Task prompt:
Write out every entry precisely as given, leaving the pictures out.

** START OF Given data **

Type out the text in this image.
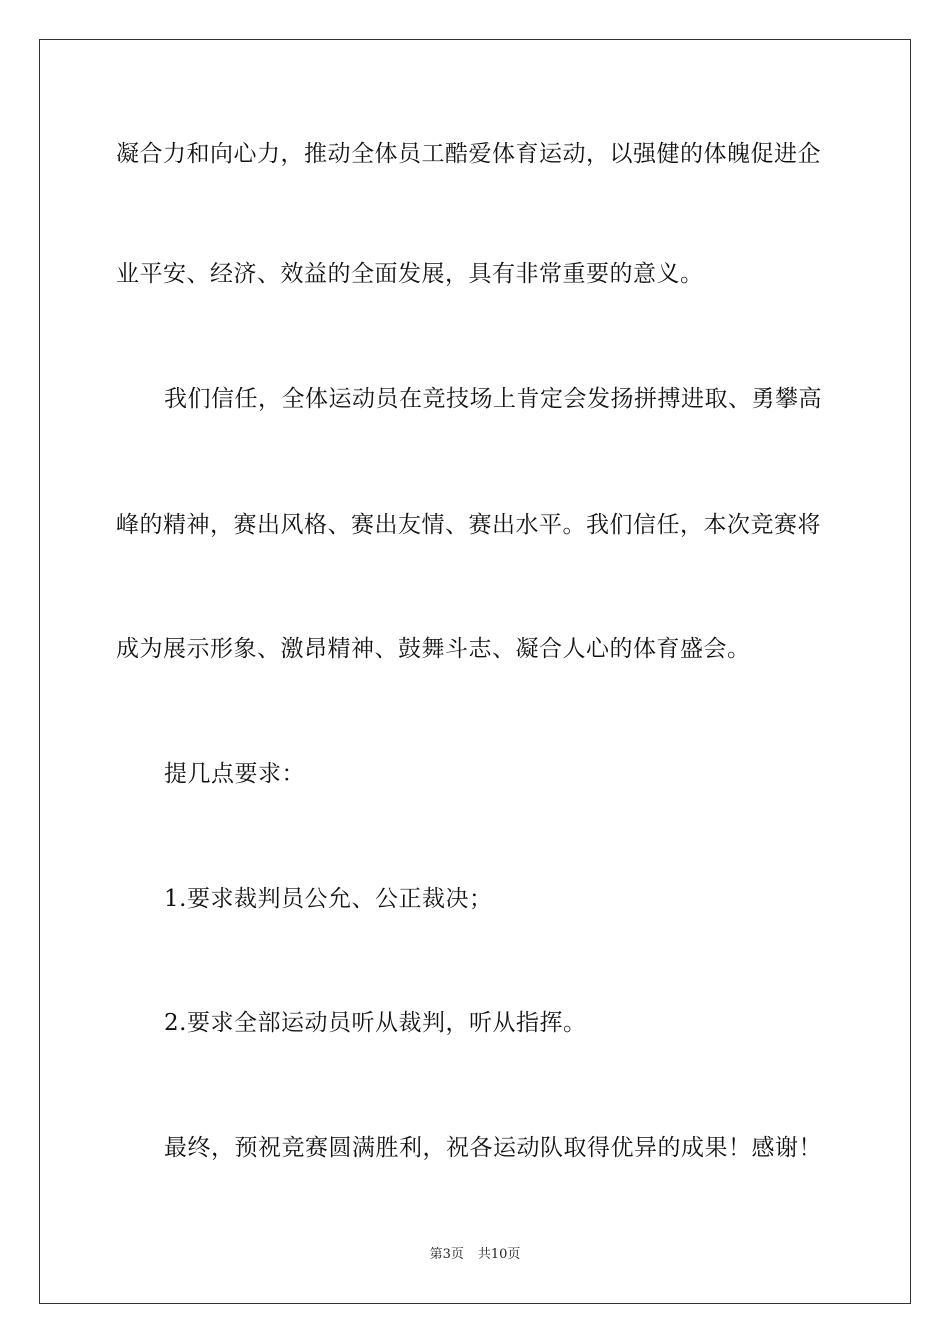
凝合力和向心力，推动全体员工酷爱体育运动，以强健的体魄促进企
业平安、经济、效益的全面发展，具有非常重要的意义。
我们信任，全体运动员在竞技场上肯定会发扬拼搏进取、勇攀高
峰的精神，赛出风格、赛出友情、赛出水平。我们信任，本次竞赛将
成为展示形象、激昂精神、鼓舞斗志、凝合人心的体育盛会。
提几点要求：
1.要求裁判员公允、公正裁决；
2.要求全部运动员听从裁判，听从指挥。
最终，预祝竞赛圆满胜利，祝各运动队取得优异的成果！感谢！
第3页 共10页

** END OF Given data **

Solution:
Type out the text in this image.
凝合力和向心力，推动全体员工酷爱体育运动，以强健的体魄促进企
业平安、经济、效益的全面发展，具有非常重要的意义。
我们信任，全体运动员在竞技场上肯定会发扬拼搏进取、勇攀高
峰的精神，赛出风格、赛出友情、赛出水平。我们信任，本次竞赛将
成为展示形象、激昂精神、鼓舞斗志、凝合人心的体育盛会。
提几点要求：
1.要求裁判员公允、公正裁决；
2.要求全部运动员听从裁判，听从指挥。
最终，预祝竞赛圆满胜利，祝各运动队取得优异的成果！感谢！
第3页 共10页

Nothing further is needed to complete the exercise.